November 15, 2012

They may take our lives, but they’ll never take our slightly larger jpgs!

by

I’m going to hell for using an image this small.

Maria Popova, whose blog Brain Pickings is a popular aggregator of internet curiosities, spent some time on a horse of Dali-esque height and absurdity yesterday after her request to use high resolution images of an illustrated book was turned down by Little, Brown.

You may remember Popova from her efforts earlier this year to persuade bloggers to use an obtuse unicode squiggle on their posts rather typing the word “via”, or her ongoing insistence that running an aggregator blog is “curation” and need be taken with the utmost seriousness.

The post in question begins normally: Popova’s topic is a book of illustrations of other books on authors’ shelves. The book, by Jane Mount, looks cute, and the authors’ musings about their shelves, also quoted extensively, are interesting enough. If anything is striking about the post it is that Popova seems to be putting nearly the entire book online. She posts photos of fifteen pages with accompanying text. For a book whose content is exactly and only more of those illustrations and text, that would seem to be excessive.

The real kicker though is at the bottom, in a hilarious postscript. It seems that when Popova wrote to ask permission to use high resolution photos (or perhaps to ask for the photos themselves — that aspect of the story is a bit unclear) an unnamed publicist at Little Brown limited her to three photos at higher resolution, or offered to put her in touch with the publisher’s licensing department.

Popova, needless to say, is not amused.

Stated goal: Can you repeat the stretch of the blog post from "You may remember" through "the utmost seriousness." word for word?

(Visual layout annotation data)
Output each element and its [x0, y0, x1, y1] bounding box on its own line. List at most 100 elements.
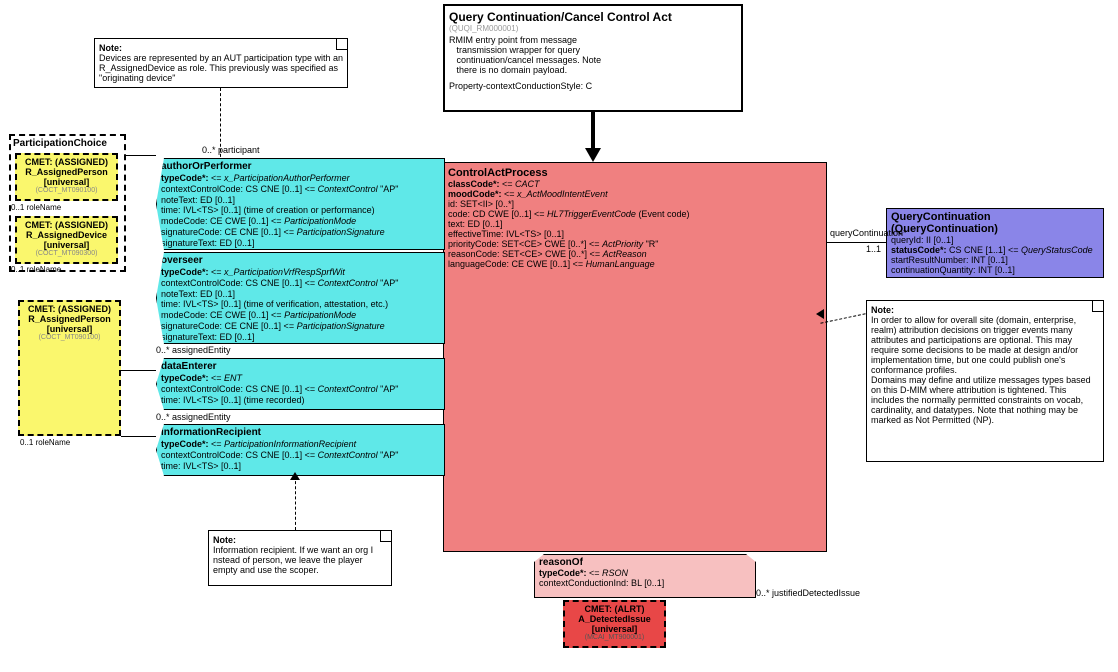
cmet1-l2: R_AssignedPerson	[19, 167, 114, 177]
cmet3-l3: [universal]	[22, 324, 117, 334]
note3-title: Note:	[871, 305, 1099, 315]
controlact-box: ControlActProcess classCode*: <= CACT mo…	[443, 162, 827, 552]
pc-title: ParticipationChoice	[13, 138, 122, 149]
cmet2-l1: CMET: (ASSIGNED)	[19, 220, 114, 230]
note2-box: Note: Information recipient. If we want …	[208, 530, 392, 586]
ro-title: reasonOf	[539, 557, 751, 568]
author-l5: modeCode: CE CWE [0..1] <= Participation…	[161, 216, 440, 227]
de-title: dataEnterer	[161, 361, 440, 373]
overseer-l2: contextControlCode: CS CNE [0..1] <= Con…	[161, 278, 440, 289]
overseer-box: overseer typeCode*: <= x_ParticipationVr…	[156, 252, 445, 344]
note1-box: Note: Devices are represented by an AUT …	[94, 38, 348, 88]
note2-arrowhead-icon	[290, 472, 300, 480]
overseer-l7: signatureText: ED [0..1]	[161, 332, 440, 343]
cmet1-box: CMET: (ASSIGNED) R_AssignedPerson [unive…	[15, 153, 118, 201]
cmet2-l4: (COCT_MT090300)	[19, 250, 114, 257]
header-desc: RMIM entry point from message transmissi…	[449, 35, 737, 75]
author-l2: contextControlCode: CS CNE [0..1] <= Con…	[161, 184, 440, 195]
overseer-l6: signatureCode: CE CNE [0..1] <= Particip…	[161, 321, 440, 332]
qc-l2: statusCode*: CS CNE [1..1] <= QueryStatu…	[891, 245, 1099, 255]
note2-line	[295, 476, 296, 530]
cmet2-l2: R_AssignedDevice	[19, 230, 114, 240]
qc-line	[827, 242, 886, 243]
author-title: authorOrPerformer	[161, 161, 440, 173]
cmet3-box: CMET: (ASSIGNED) R_AssignedPerson [unive…	[18, 300, 121, 436]
de-l3: time: IVL<TS> [0..1] (time recorded)	[161, 395, 440, 406]
qc-l1: queryId: II [0..1]	[891, 235, 1099, 245]
pc-line	[126, 155, 156, 156]
qc-card: 1..1	[866, 244, 881, 254]
ir-l2: contextControlCode: CS CNE [0..1] <= Con…	[161, 450, 440, 461]
header-prop: Property-contextConductionStyle: C	[449, 81, 737, 91]
cmet4-l1: CMET: (ALRT)	[567, 604, 662, 614]
participant-label: 0..* participant	[202, 145, 260, 155]
note3-arrow	[820, 313, 865, 324]
header-title: Query Continuation/Cancel Control Act	[449, 10, 737, 24]
ca-l7: priorityCode: SET<CE> CWE [0..*] <= ActP…	[448, 239, 822, 249]
note3-box: Note: In order to allow for overall site…	[866, 300, 1104, 462]
overseer-title: overseer	[161, 255, 440, 267]
overseer-l1: typeCode*: <= x_ParticipationVrfRespSprf…	[161, 267, 440, 278]
overseer-l3: noteText: ED [0..1]	[161, 289, 440, 300]
ca-l2: moodCode*: <= x_ActMoodIntentEvent	[448, 189, 822, 199]
de-line	[121, 370, 156, 371]
de-l1: typeCode*: <= ENT	[161, 373, 440, 384]
ca-l6: effectiveTime: IVL<TS> [0..1]	[448, 229, 822, 239]
overseer-l5: modeCode: CE CWE [0..1] <= Participation…	[161, 310, 440, 321]
author-l3: noteText: ED [0..1]	[161, 195, 440, 206]
de-rel: 0..* assignedEntity	[156, 345, 231, 355]
controlact-title: ControlActProcess	[448, 167, 822, 179]
ir-rel: 0..* assignedEntity	[156, 412, 231, 422]
qc-l3: startResultNumber: INT [0..1]	[891, 255, 1099, 265]
cmet1-l1: CMET: (ASSIGNED)	[19, 157, 114, 167]
dataenterer-box: dataEnterer typeCode*: <= ENT contextCon…	[156, 358, 445, 410]
ir-line	[121, 436, 156, 437]
qc-l4: continuationQuantity: INT [0..1]	[891, 265, 1099, 275]
arrow-down-icon	[585, 148, 601, 162]
ro-rel: 0..* justifiedDetectedIssue	[756, 588, 860, 598]
overseer-l4: time: IVL<TS> [0..1] (time of verificati…	[161, 299, 440, 310]
cmet4-l4: (MCAI_MT900001)	[567, 634, 662, 641]
reasonof-box: reasonOf typeCode*: <= RSON contextCondu…	[534, 554, 756, 598]
cmet4-l3: [universal]	[567, 624, 662, 634]
cmet3-l2: R_AssignedPerson	[22, 314, 117, 324]
note1-title: Note:	[99, 43, 343, 53]
qc-title: QueryContinuation(QueryContinuation)	[891, 211, 1099, 235]
author-l4: time: IVL<TS> [0..1] (time of creation o…	[161, 205, 440, 216]
author-l1: typeCode*: <= x_ParticipationAuthorPerfo…	[161, 173, 440, 184]
cmet3-role: 0..1 roleName	[20, 438, 70, 447]
note3-body: In order to allow for overall site (doma…	[871, 315, 1099, 425]
cmet1-l3: [universal]	[19, 177, 114, 187]
ir-title: informationRecipient	[161, 427, 440, 439]
cmet2-box: CMET: (ASSIGNED) R_AssignedDevice [unive…	[15, 216, 118, 264]
note2-title: Note:	[213, 535, 387, 545]
cmet4-l2: A_DetectedIssue	[567, 614, 662, 624]
querycont-box: QueryContinuation(QueryContinuation) que…	[886, 208, 1104, 278]
de-l2: contextControlCode: CS CNE [0..1] <= Con…	[161, 384, 440, 395]
author-l6: signatureCode: CE CNE [0..1] <= Particip…	[161, 227, 440, 238]
ro-l2: contextConductionInd: BL [0..1]	[539, 578, 751, 588]
cmet2-role: 0..1 roleName	[11, 265, 61, 274]
header-code: (QUQI_RM000001)	[449, 24, 737, 33]
note1-body: Devices are represented by an AUT partic…	[99, 53, 343, 83]
ir-l3: time: IVL<TS> [0..1]	[161, 461, 440, 472]
note3-arrowhead-icon	[816, 309, 824, 319]
ca-l5: text: ED [0..1]	[448, 219, 822, 229]
cmet1-l4: (COCT_MT090100)	[19, 187, 114, 194]
cmet2-l3: [universal]	[19, 240, 114, 250]
ir-l1: typeCode*: <= ParticipationInformationRe…	[161, 439, 440, 450]
note2-body: Information recipient. If we want an org…	[213, 545, 387, 575]
ca-l9: languageCode: CE CWE [0..1] <= HumanLang…	[448, 259, 822, 269]
ca-l1: classCode*: <= CACT	[448, 179, 822, 189]
arrow-line	[591, 112, 595, 150]
ca-l4: code: CD CWE [0..1] <= HL7TriggerEventCo…	[448, 209, 822, 219]
qc-rel: queryContinuation*	[830, 228, 907, 238]
ca-l3: id: SET<II> [0..*]	[448, 199, 822, 209]
cmet4-box: CMET: (ALRT) A_DetectedIssue [universal]…	[563, 600, 666, 648]
inforecipient-box: informationRecipient typeCode*: <= Parti…	[156, 424, 445, 476]
header-box: Query Continuation/Cancel Control Act (Q…	[443, 4, 743, 112]
ro-l1: typeCode*: <= RSON	[539, 568, 751, 578]
ca-l8: reasonCode: SET<CE> CWE [0..*] <= ActRea…	[448, 249, 822, 259]
author-box: authorOrPerformer typeCode*: <= x_Partic…	[156, 158, 445, 250]
cmet3-l1: CMET: (ASSIGNED)	[22, 304, 117, 314]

Response for this exercise:
You may remember Popova from her efforts earlier this year to persuade bloggers to use an obtuse unicode squiggle on their posts rather typing the word “via”, or her ongoing insistence that running an aggregator blog is “curation” and need be taken with the utmost seriousness.